SUPPLIED TEXT —

>>

In the 1970s, the basic postwar principles remained unchanged but were approached from a new perspective, owing to the pressure of practical politics at home and abroad. There was growing domestic pressure on the government to exercise more foreign policy initiatives independent of the United States, without, however, compromising vital security and economic ties. The so-called Nixon "shock," involving the surprise United States opening to China and other regional issues, also argued for a more independent Japanese foreign policy. The nation's phenomenal economic growth had made it a ranking world economic power by the early 1970s and had generated a sense of pride and self-esteem, especially among the younger generation. The demand for a more independent foreign policy reflected this enhanced self-image.

Changes in world economic relations during the 1970s also encouraged a more independent stance. Japan had become less dependent on the Western powers for resources. Oil, for example, was obtained directly from the producing countries and not from the Western-controlled multinational companies. Other important materials also came increasingly from sources other than the United States and its allies, while trade with the United States as a share of total trade dropped significantly during the decade of the 1970s. Thus, political leaders began to argue that in the interests of economic self-preservation, more attention should be paid to the financial and development needs of other countries, especially those that provided Japan with vital energy and raw material supplies.

The move toward a more autonomous foreign policy was accelerated in the 1970s by the United States decision to withdraw troops from Indochina. Japanese public opinion had earlier favored some distance between Japan and the United States involvement in war in Vietnam. The collapse of the war effort in Vietnam was seen as the end of United States military and economic dominance in Asia and brought to the fore a marked shift in Japan's attitudes about the United States. This shift, which had been developing since the early 1970s, took the form of questioning the credibility of the United States nuclear umbrella, as well as its ability to underwrite a stable international currency system, guarantee Japan's access to energy and raw materials, and secure Japan's interests in a stable political order. The shift therefore required a reassessment of omnidirectional diplomacy.

Japan's leaders welcomed the reassertion of United States military power in Asian and world affairs following the Islamic revolution in Iran, the United States hostage crisis, and the Soviet military invasion of Afghanistan, all of which occurred in 1979. Japanese leaders played a strong supporting role in curbing economic and other interaction with the Soviet Union and its allies in order to help check the expansion of Soviet power in sensitive areas among the developing world countries. Under Prime Minister Nakasone Yasuhiro, Japan built up a close political-military relationship with the United States as part of a de facto international front of a number of developed and developing countries intent on checking Soviet expansion. Japan's defense spending continued to grow steadily despite overall budgetary restraint. Japan became increasingly active in granting foreign assistance to countries of strategic importance in East-West competition.

<<

TASKS FOR THIS EXERCISE —
[a] In the passage on Japan's foreign policy, reproduce the section from "Changes in world" to "raw material supplies.", swapping "Oil" for "Petroleum".
[b] Answer these questions from the passage on Japan's foreign policy:
(i) From whom did Japan obtain oil directly?
(ii) What United States decision accelerated the move toward a more autonomous foreign policy in the 1970s?
(iii) Under which prime minister did Japan build up a close political-military relationship with the United States?

Annotated region listings:
>>

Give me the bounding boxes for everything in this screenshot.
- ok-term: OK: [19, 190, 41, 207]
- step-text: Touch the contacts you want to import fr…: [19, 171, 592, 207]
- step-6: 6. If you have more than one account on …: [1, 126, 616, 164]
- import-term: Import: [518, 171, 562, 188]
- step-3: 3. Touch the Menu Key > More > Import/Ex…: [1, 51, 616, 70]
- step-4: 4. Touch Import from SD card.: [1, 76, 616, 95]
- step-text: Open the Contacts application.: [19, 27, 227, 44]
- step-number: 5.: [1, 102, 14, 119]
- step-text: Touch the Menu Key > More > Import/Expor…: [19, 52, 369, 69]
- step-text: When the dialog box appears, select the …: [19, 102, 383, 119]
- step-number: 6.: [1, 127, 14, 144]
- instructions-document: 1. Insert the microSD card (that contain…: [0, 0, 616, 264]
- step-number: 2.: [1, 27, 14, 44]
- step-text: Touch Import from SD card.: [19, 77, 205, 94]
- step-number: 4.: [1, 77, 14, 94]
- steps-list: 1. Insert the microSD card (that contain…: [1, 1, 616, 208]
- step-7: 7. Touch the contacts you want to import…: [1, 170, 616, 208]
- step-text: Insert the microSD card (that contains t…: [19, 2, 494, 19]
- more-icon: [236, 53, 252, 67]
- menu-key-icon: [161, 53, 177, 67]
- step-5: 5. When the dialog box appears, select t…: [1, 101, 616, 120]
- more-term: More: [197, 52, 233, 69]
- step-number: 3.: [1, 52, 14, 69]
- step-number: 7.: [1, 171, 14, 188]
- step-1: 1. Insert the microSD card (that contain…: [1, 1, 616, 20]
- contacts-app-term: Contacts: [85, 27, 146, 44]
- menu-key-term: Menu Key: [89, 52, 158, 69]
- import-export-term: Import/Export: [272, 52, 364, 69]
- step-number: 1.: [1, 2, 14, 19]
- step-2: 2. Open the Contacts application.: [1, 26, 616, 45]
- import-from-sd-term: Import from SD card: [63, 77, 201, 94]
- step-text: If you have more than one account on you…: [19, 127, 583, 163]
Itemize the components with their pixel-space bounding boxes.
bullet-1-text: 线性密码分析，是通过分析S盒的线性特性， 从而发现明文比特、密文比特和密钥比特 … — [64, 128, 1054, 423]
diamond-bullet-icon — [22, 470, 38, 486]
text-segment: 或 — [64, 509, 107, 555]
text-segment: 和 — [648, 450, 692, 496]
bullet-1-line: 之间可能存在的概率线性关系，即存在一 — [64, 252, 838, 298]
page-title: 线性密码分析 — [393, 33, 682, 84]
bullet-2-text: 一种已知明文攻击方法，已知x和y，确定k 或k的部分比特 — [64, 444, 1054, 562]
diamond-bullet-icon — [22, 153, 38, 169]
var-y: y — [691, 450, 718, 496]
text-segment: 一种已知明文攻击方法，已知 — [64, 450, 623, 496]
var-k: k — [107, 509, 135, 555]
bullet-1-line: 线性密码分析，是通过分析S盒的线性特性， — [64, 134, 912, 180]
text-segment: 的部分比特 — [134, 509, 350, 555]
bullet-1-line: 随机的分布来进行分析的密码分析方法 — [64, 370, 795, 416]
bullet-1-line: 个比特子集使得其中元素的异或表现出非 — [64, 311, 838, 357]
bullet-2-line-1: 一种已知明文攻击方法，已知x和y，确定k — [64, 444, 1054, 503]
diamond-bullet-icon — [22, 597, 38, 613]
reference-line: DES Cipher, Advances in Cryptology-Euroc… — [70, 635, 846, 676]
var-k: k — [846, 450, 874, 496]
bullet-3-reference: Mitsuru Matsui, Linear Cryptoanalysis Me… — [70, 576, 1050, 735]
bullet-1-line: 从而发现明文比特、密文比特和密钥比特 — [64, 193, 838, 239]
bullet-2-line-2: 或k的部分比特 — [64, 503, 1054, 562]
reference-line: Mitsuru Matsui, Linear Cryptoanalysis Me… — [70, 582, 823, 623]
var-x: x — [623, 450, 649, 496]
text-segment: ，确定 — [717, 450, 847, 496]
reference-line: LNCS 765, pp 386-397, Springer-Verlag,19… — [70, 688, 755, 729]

<<

THE REPLIES —
[a]
Changes in world economic relations during the 1970s also encouraged a more independent stance. Japan had become less dependent on the Western powers for resources. Petroleum, for example, was obtained directly from the producing countries and not from the Western-controlled multinational companies. Other important materials also came increasingly from sources other than the United States and its allies, while trade with the United States as a share of total trade dropped significantly during the decade of the 1970s. Thus, political leaders began to argue that in the interests of economic self-preservation, more attention should be paid to the financial and development needs of other countries, especially those that provided Japan with vital energy and raw material supplies.

[b]
(i) From the producing countries
(ii) The decision to withdraw troops from Indochina
(iii) Nakasone Yasuhiro